Extracted records.

------------------------

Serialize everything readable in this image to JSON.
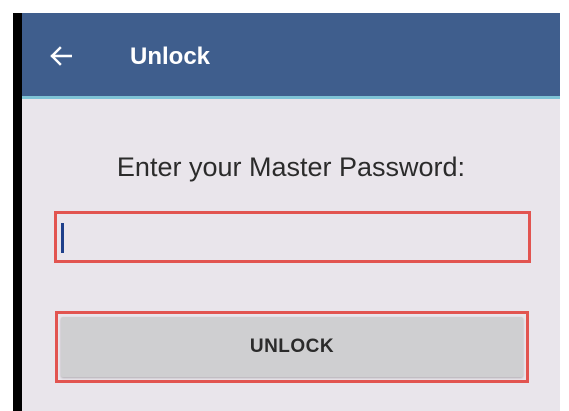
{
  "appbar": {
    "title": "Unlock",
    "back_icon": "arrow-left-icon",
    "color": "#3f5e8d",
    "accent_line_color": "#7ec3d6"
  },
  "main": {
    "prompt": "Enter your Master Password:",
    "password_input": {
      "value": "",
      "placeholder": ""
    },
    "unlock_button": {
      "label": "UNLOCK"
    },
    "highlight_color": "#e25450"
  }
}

------------------------

Goal. All the records need to be repeated exactly, with the images dropped.

Exercise solution.
Serialize everything readable in this image to JSON.
{
  "appbar": {
    "title": "Unlock",
    "back_icon": "arrow-left-icon",
    "color": "#3f5e8d",
    "accent_line_color": "#7ec3d6"
  },
  "main": {
    "prompt": "Enter your Master Password:",
    "password_input": {
      "value": "",
      "placeholder": ""
    },
    "unlock_button": {
      "label": "UNLOCK"
    },
    "highlight_color": "#e25450"
  }
}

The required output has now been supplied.